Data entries
** Start **

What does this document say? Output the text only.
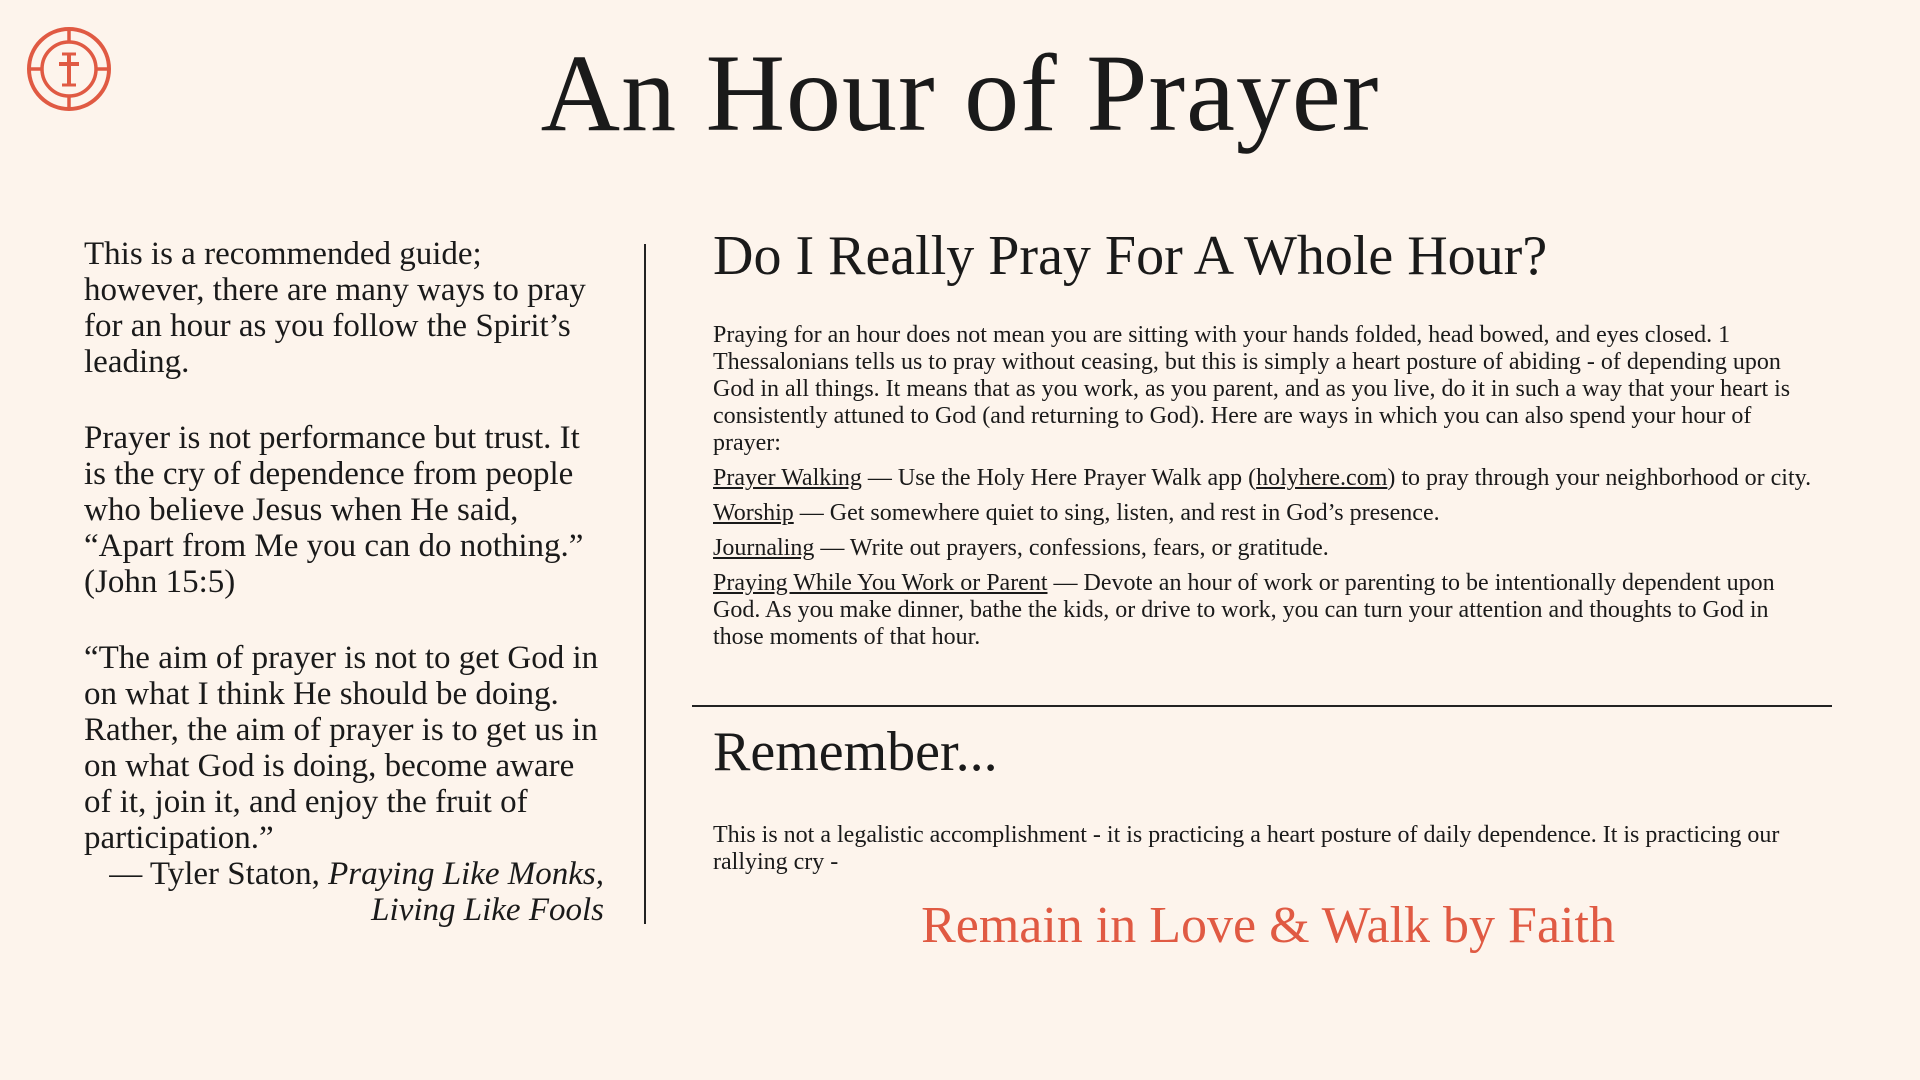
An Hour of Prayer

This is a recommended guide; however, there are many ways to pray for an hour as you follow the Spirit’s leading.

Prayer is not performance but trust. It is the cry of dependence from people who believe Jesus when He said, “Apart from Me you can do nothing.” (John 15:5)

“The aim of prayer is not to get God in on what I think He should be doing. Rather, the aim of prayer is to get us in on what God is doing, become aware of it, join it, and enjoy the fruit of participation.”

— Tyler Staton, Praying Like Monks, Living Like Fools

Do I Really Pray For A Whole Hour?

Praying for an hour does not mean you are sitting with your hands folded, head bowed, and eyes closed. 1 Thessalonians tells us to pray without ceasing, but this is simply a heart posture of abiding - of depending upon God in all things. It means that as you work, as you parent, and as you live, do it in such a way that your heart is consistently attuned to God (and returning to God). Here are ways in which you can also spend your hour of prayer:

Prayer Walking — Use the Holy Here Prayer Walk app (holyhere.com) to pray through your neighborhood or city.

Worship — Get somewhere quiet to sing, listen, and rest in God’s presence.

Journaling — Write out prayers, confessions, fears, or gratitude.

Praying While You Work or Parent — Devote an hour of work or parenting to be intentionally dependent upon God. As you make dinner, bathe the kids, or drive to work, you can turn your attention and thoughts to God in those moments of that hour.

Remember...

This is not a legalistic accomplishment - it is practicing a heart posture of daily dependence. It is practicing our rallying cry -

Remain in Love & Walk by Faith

** End **

- [What you will do]
Write out all the records again, exactly, minus any pictures.

- [Completed task]
What does this document say? Output the text only.
An Hour of Prayer

This is a recommended guide; however, there are many ways to pray for an hour as you follow the Spirit’s leading.

Prayer is not performance but trust. It is the cry of dependence from people who believe Jesus when He said, “Apart from Me you can do nothing.” (John 15:5)

“The aim of prayer is not to get God in on what I think He should be doing. Rather, the aim of prayer is to get us in on what God is doing, become aware of it, join it, and enjoy the fruit of participation.”

— Tyler Staton, Praying Like Monks, Living Like Fools

Do I Really Pray For A Whole Hour?

Praying for an hour does not mean you are sitting with your hands folded, head bowed, and eyes closed. 1 Thessalonians tells us to pray without ceasing, but this is simply a heart posture of abiding - of depending upon God in all things. It means that as you work, as you parent, and as you live, do it in such a way that your heart is consistently attuned to God (and returning to God). Here are ways in which you can also spend your hour of prayer:

Prayer Walking — Use the Holy Here Prayer Walk app (holyhere.com) to pray through your neighborhood or city.

Worship — Get somewhere quiet to sing, listen, and rest in God’s presence.

Journaling — Write out prayers, confessions, fears, or gratitude.

Praying While You Work or Parent — Devote an hour of work or parenting to be intentionally dependent upon God. As you make dinner, bathe the kids, or drive to work, you can turn your attention and thoughts to God in those moments of that hour.

Remember...

This is not a legalistic accomplishment - it is practicing a heart posture of daily dependence. It is practicing our rallying cry -

Remain in Love & Walk by Faith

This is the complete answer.